All entries below need to be written out exactly, but without their pictures.

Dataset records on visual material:
——————————

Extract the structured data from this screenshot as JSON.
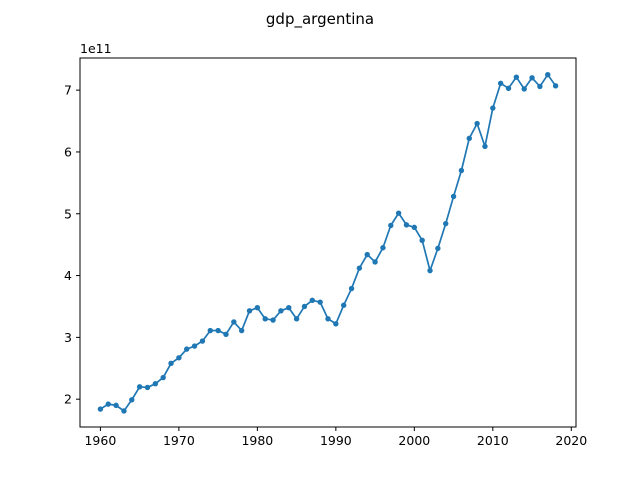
{
  "chart_data": {
    "type": "line",
    "title": "gdp_argentina",
    "xlabel": "",
    "ylabel": "",
    "y_offset_label": "1e11",
    "xlim": [
      1957.4,
      2020.6
    ],
    "ylim": [
      1.55,
      7.52
    ],
    "x_ticks": [
      1960,
      1970,
      1980,
      1990,
      2000,
      2010,
      2020
    ],
    "y_ticks": [
      2,
      3,
      4,
      5,
      6,
      7
    ],
    "x_tick_labels": [
      "1960",
      "1970",
      "1980",
      "1990",
      "2000",
      "2010",
      "2020"
    ],
    "y_tick_labels": [
      "2",
      "3",
      "4",
      "5",
      "6",
      "7"
    ],
    "grid": false,
    "legend": "none",
    "series": [
      {
        "color": "#1f77b4",
        "marker": "circle",
        "x": [
          1960,
          1961,
          1962,
          1963,
          1964,
          1965,
          1966,
          1967,
          1968,
          1969,
          1970,
          1971,
          1972,
          1973,
          1974,
          1975,
          1976,
          1977,
          1978,
          1979,
          1980,
          1981,
          1982,
          1983,
          1984,
          1985,
          1986,
          1987,
          1988,
          1989,
          1990,
          1991,
          1992,
          1993,
          1994,
          1995,
          1996,
          1997,
          1998,
          1999,
          2000,
          2001,
          2002,
          2003,
          2004,
          2005,
          2006,
          2007,
          2008,
          2009,
          2010,
          2011,
          2012,
          2013,
          2014,
          2015,
          2016,
          2017,
          2018
        ],
        "y": [
          1.84,
          1.92,
          1.9,
          1.81,
          1.99,
          2.2,
          2.19,
          2.25,
          2.35,
          2.58,
          2.67,
          2.81,
          2.86,
          2.94,
          3.11,
          3.11,
          3.05,
          3.25,
          3.11,
          3.43,
          3.48,
          3.3,
          3.28,
          3.43,
          3.48,
          3.3,
          3.5,
          3.6,
          3.57,
          3.3,
          3.22,
          3.52,
          3.79,
          4.12,
          4.34,
          4.22,
          4.45,
          4.81,
          5.01,
          4.82,
          4.78,
          4.57,
          4.08,
          4.44,
          4.84,
          5.28,
          5.7,
          6.22,
          6.46,
          6.09,
          6.71,
          7.11,
          7.03,
          7.21,
          7.02,
          7.2,
          7.06,
          7.25,
          7.07
        ]
      }
    ]
  }
}
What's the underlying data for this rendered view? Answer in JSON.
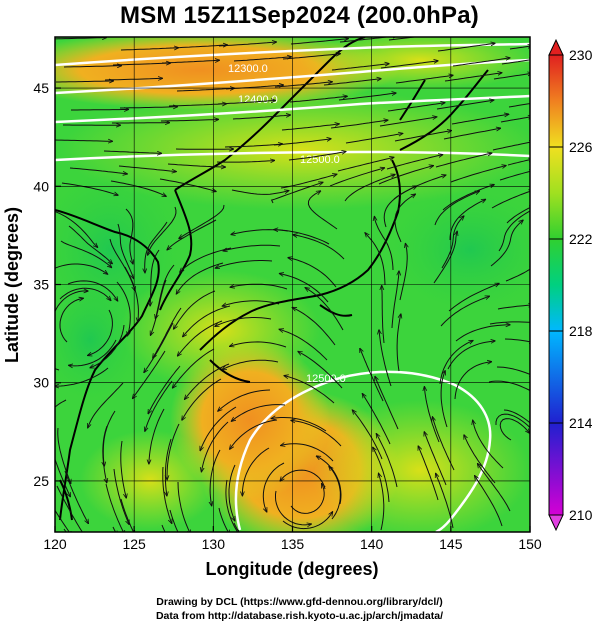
{
  "title": "MSM 15Z11Sep2024 (200.0hPa)",
  "axes": {
    "xlabel": "Longitude (degrees)",
    "ylabel": "Latitude  (degrees)",
    "xlim": [
      120,
      150
    ],
    "ylim": [
      22.4,
      47.6
    ],
    "xticks": [
      120,
      125,
      130,
      135,
      140,
      145,
      150
    ],
    "yticks": [
      25,
      30,
      35,
      40,
      45
    ]
  },
  "colorbar": {
    "min": 210,
    "max": 230,
    "tick_labels": [
      "230",
      "226",
      "222",
      "218",
      "214",
      "210"
    ],
    "tick_values": [
      230,
      226,
      222,
      218,
      214,
      210
    ]
  },
  "contour_labels": {
    "l12300": "12300.0",
    "l12400": "12400.0",
    "l12500": "12500.0",
    "l12500b": "12500.0"
  },
  "colors": {
    "field_green": "#3fd63a",
    "field_yellow": "#c7e41c",
    "field_orange": "#f0a020"
  },
  "footer": {
    "line1": "Drawing by DCL (https://www.gfd-dennou.org/library/dcl/)",
    "line2": "Data from http://database.rish.kyoto-u.ac.jp/arch/jmadata/"
  }
}
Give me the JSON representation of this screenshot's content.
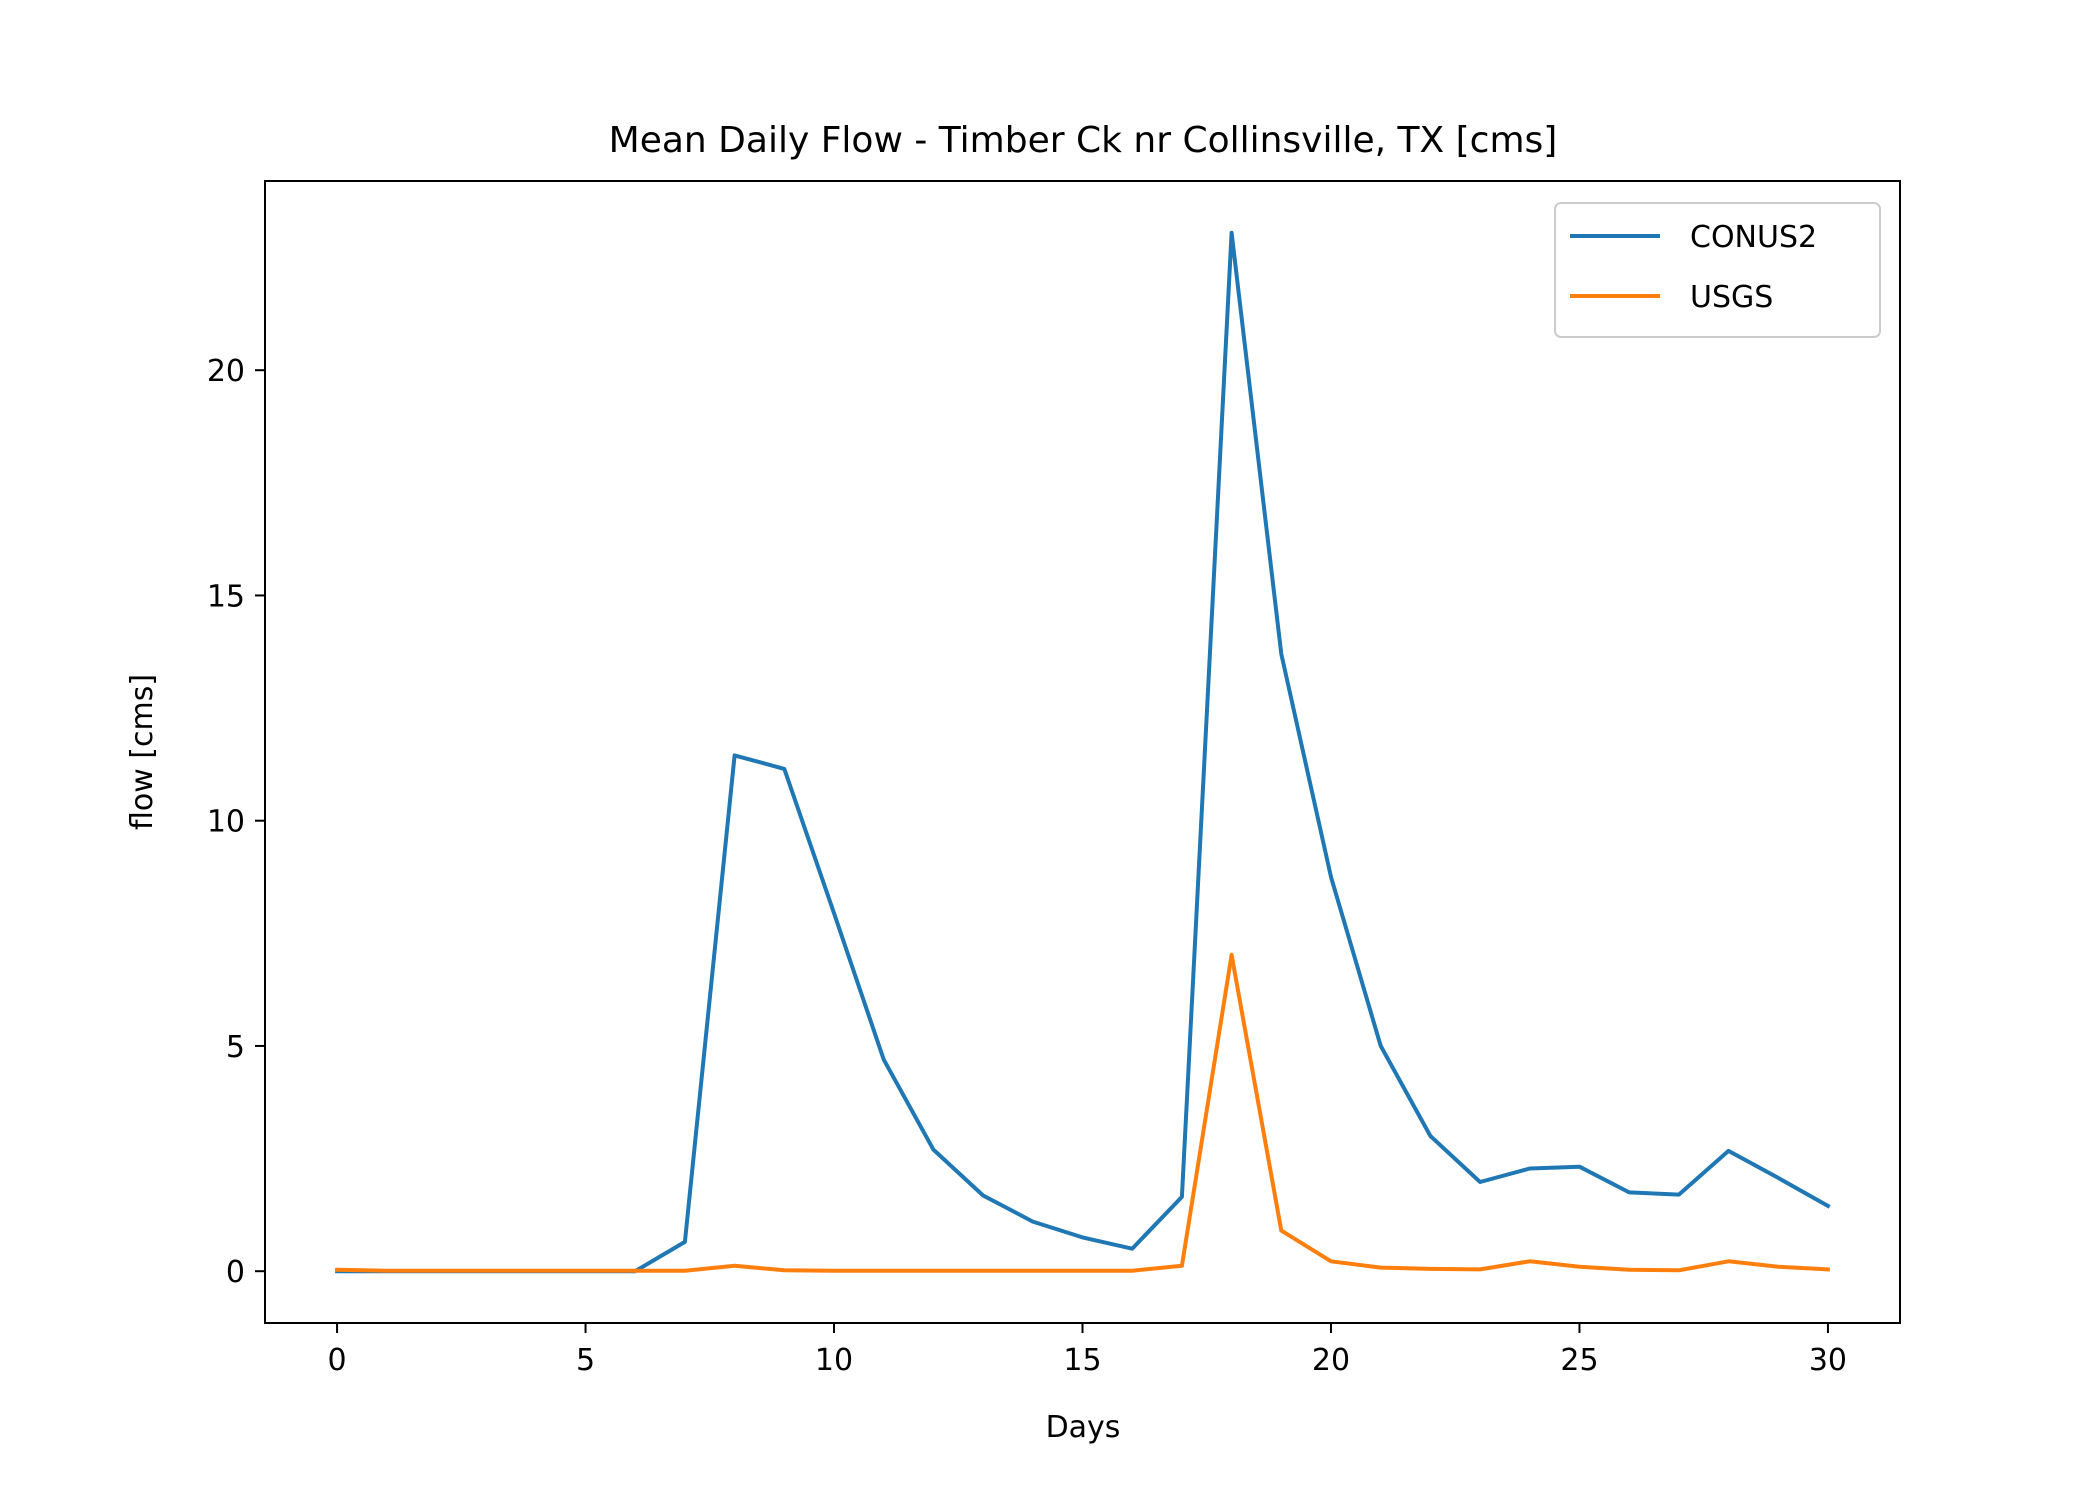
{
  "chart_data": {
    "type": "line",
    "title": "Mean Daily Flow - Timber Ck nr Collinsville, TX [cms]",
    "xlabel": "Days",
    "ylabel": "flow [cms]",
    "xlim": [
      -1.45,
      31.45
    ],
    "ylim": [
      -1.15,
      24.2
    ],
    "xticks": [
      0,
      5,
      10,
      15,
      20,
      25,
      30
    ],
    "yticks": [
      0,
      5,
      10,
      15,
      20
    ],
    "grid": false,
    "legend_position": "upper-right",
    "x": [
      0,
      1,
      2,
      3,
      4,
      5,
      6,
      7,
      8,
      9,
      10,
      11,
      12,
      13,
      14,
      15,
      16,
      17,
      18,
      19,
      20,
      21,
      22,
      23,
      24,
      25,
      26,
      27,
      28,
      29,
      30
    ],
    "series": [
      {
        "name": "CONUS2",
        "color": "#1f77b4",
        "values": [
          0,
          0,
          0,
          0,
          0,
          0,
          0,
          0.65,
          11.45,
          11.15,
          7.95,
          4.7,
          2.7,
          1.68,
          1.1,
          0.75,
          0.5,
          1.65,
          23.05,
          13.7,
          8.75,
          5.0,
          3.0,
          1.98,
          2.28,
          2.32,
          1.75,
          1.7,
          2.67,
          2.07,
          1.45
        ]
      },
      {
        "name": "USGS",
        "color": "#ff7f0e",
        "values": [
          0.03,
          0.01,
          0.01,
          0.01,
          0.01,
          0.01,
          0.01,
          0.01,
          0.12,
          0.02,
          0.01,
          0.01,
          0.01,
          0.01,
          0.01,
          0.01,
          0.01,
          0.12,
          7.02,
          0.9,
          0.22,
          0.08,
          0.05,
          0.04,
          0.22,
          0.1,
          0.03,
          0.02,
          0.22,
          0.1,
          0.04
        ]
      }
    ]
  }
}
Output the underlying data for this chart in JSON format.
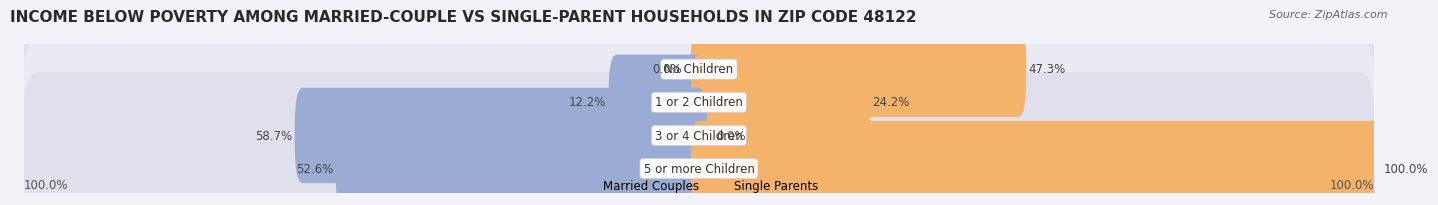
{
  "title": "INCOME BELOW POVERTY AMONG MARRIED-COUPLE VS SINGLE-PARENT HOUSEHOLDS IN ZIP CODE 48122",
  "source": "Source: ZipAtlas.com",
  "categories": [
    "No Children",
    "1 or 2 Children",
    "3 or 4 Children",
    "5 or more Children"
  ],
  "married_values": [
    0.0,
    12.2,
    58.7,
    52.6
  ],
  "single_values": [
    47.3,
    24.2,
    0.0,
    100.0
  ],
  "married_color": "#9bacd4",
  "single_color": "#f4b26a",
  "row_bg_color": "#e8e8f0",
  "fig_bg_color": "#f2f2f8",
  "title_fontsize": 11,
  "source_fontsize": 8,
  "label_fontsize": 8.5,
  "cat_fontsize": 8.5,
  "axis_label": "100.0%",
  "max_val": 100.0
}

——————————

> _Exercise output_
Extract the structured data from this screenshot as JSON.
{
  "chart_data": {
    "type": "line",
    "title": "gdp_argentina",
    "xlabel": "",
    "ylabel": "",
    "y_offset_label": "1e11",
    "xlim": [
      1957.4,
      2020.6
    ],
    "ylim": [
      1.55,
      7.52
    ],
    "x_ticks": [
      1960,
      1970,
      1980,
      1990,
      2000,
      2010,
      2020
    ],
    "y_ticks": [
      2,
      3,
      4,
      5,
      6,
      7
    ],
    "x_tick_labels": [
      "1960",
      "1970",
      "1980",
      "1990",
      "2000",
      "2010",
      "2020"
    ],
    "y_tick_labels": [
      "2",
      "3",
      "4",
      "5",
      "6",
      "7"
    ],
    "grid": false,
    "legend": "none",
    "series": [
      {
        "color": "#1f77b4",
        "marker": "circle",
        "x": [
          1960,
          1961,
          1962,
          1963,
          1964,
          1965,
          1966,
          1967,
          1968,
          1969,
          1970,
          1971,
          1972,
          1973,
          1974,
          1975,
          1976,
          1977,
          1978,
          1979,
          1980,
          1981,
          1982,
          1983,
          1984,
          1985,
          1986,
          1987,
          1988,
          1989,
          1990,
          1991,
          1992,
          1993,
          1994,
          1995,
          1996,
          1997,
          1998,
          1999,
          2000,
          2001,
          2002,
          2003,
          2004,
          2005,
          2006,
          2007,
          2008,
          2009,
          2010,
          2011,
          2012,
          2013,
          2014,
          2015,
          2016,
          2017,
          2018
        ],
        "y": [
          1.84,
          1.92,
          1.9,
          1.81,
          1.99,
          2.2,
          2.19,
          2.25,
          2.35,
          2.58,
          2.67,
          2.81,
          2.86,
          2.94,
          3.11,
          3.11,
          3.05,
          3.25,
          3.11,
          3.43,
          3.48,
          3.3,
          3.28,
          3.43,
          3.48,
          3.3,
          3.5,
          3.6,
          3.57,
          3.3,
          3.22,
          3.52,
          3.79,
          4.12,
          4.34,
          4.22,
          4.45,
          4.81,
          5.01,
          4.82,
          4.78,
          4.57,
          4.08,
          4.44,
          4.84,
          5.28,
          5.7,
          6.22,
          6.46,
          6.09,
          6.71,
          7.11,
          7.03,
          7.21,
          7.02,
          7.2,
          7.06,
          7.25,
          7.07
        ]
      }
    ]
  }
}
What's the underlying data for this rendered view? Answer in JSON.
{
  "title": "MSM 15Z11Sep2024 (200.0hPa)",
  "axes": {
    "xlabel": "Longitude (degrees)",
    "ylabel": "Latitude  (degrees)",
    "xlim": [
      120,
      150
    ],
    "ylim": [
      22.4,
      47.6
    ],
    "xticks": [
      120,
      125,
      130,
      135,
      140,
      145,
      150
    ],
    "yticks": [
      25,
      30,
      35,
      40,
      45
    ]
  },
  "colorbar": {
    "min": 210,
    "max": 230,
    "tick_labels": [
      "230",
      "226",
      "222",
      "218",
      "214",
      "210"
    ],
    "tick_values": [
      230,
      226,
      222,
      218,
      214,
      210
    ]
  },
  "contour_labels": {
    "l12300": "12300.0",
    "l12400": "12400.0",
    "l12500": "12500.0",
    "l12500b": "12500.0"
  },
  "colors": {
    "field_green": "#3fd63a",
    "field_yellow": "#c7e41c",
    "field_orange": "#f0a020"
  },
  "footer": {
    "line1": "Drawing by DCL (https://www.gfd-dennou.org/library/dcl/)",
    "line2": "Data from http://database.rish.kyoto-u.ac.jp/arch/jmadata/"
  }
}
Give me the JSON representation of this screenshot's content.
{
  "chart_data": {
    "type": "line",
    "title": "Mean Daily Flow - Timber Ck nr Collinsville, TX [cms]",
    "xlabel": "Days",
    "ylabel": "flow [cms]",
    "xlim": [
      -1.45,
      31.45
    ],
    "ylim": [
      -1.15,
      24.2
    ],
    "xticks": [
      0,
      5,
      10,
      15,
      20,
      25,
      30
    ],
    "yticks": [
      0,
      5,
      10,
      15,
      20
    ],
    "grid": false,
    "legend_position": "upper-right",
    "x": [
      0,
      1,
      2,
      3,
      4,
      5,
      6,
      7,
      8,
      9,
      10,
      11,
      12,
      13,
      14,
      15,
      16,
      17,
      18,
      19,
      20,
      21,
      22,
      23,
      24,
      25,
      26,
      27,
      28,
      29,
      30
    ],
    "series": [
      {
        "name": "CONUS2",
        "color": "#1f77b4",
        "values": [
          0,
          0,
          0,
          0,
          0,
          0,
          0,
          0.65,
          11.45,
          11.15,
          7.95,
          4.7,
          2.7,
          1.68,
          1.1,
          0.75,
          0.5,
          1.65,
          23.05,
          13.7,
          8.75,
          5.0,
          3.0,
          1.98,
          2.28,
          2.32,
          1.75,
          1.7,
          2.67,
          2.07,
          1.45
        ]
      },
      {
        "name": "USGS",
        "color": "#ff7f0e",
        "values": [
          0.03,
          0.01,
          0.01,
          0.01,
          0.01,
          0.01,
          0.01,
          0.01,
          0.12,
          0.02,
          0.01,
          0.01,
          0.01,
          0.01,
          0.01,
          0.01,
          0.01,
          0.12,
          7.02,
          0.9,
          0.22,
          0.08,
          0.05,
          0.04,
          0.22,
          0.1,
          0.03,
          0.02,
          0.22,
          0.1,
          0.04
        ]
      }
    ]
  }
}
Output the underlying data for this chart in JSON format.
{
  "title": "INCOME BELOW POVERTY AMONG MARRIED-COUPLE VS SINGLE-PARENT HOUSEHOLDS IN ZIP CODE 48122",
  "source": "Source: ZipAtlas.com",
  "categories": [
    "No Children",
    "1 or 2 Children",
    "3 or 4 Children",
    "5 or more Children"
  ],
  "married_values": [
    0.0,
    12.2,
    58.7,
    52.6
  ],
  "single_values": [
    47.3,
    24.2,
    0.0,
    100.0
  ],
  "married_color": "#9bacd4",
  "single_color": "#f4b26a",
  "row_bg_color": "#e8e8f0",
  "fig_bg_color": "#f2f2f8",
  "title_fontsize": 11,
  "source_fontsize": 8,
  "label_fontsize": 8.5,
  "cat_fontsize": 8.5,
  "axis_label": "100.0%",
  "max_val": 100.0
}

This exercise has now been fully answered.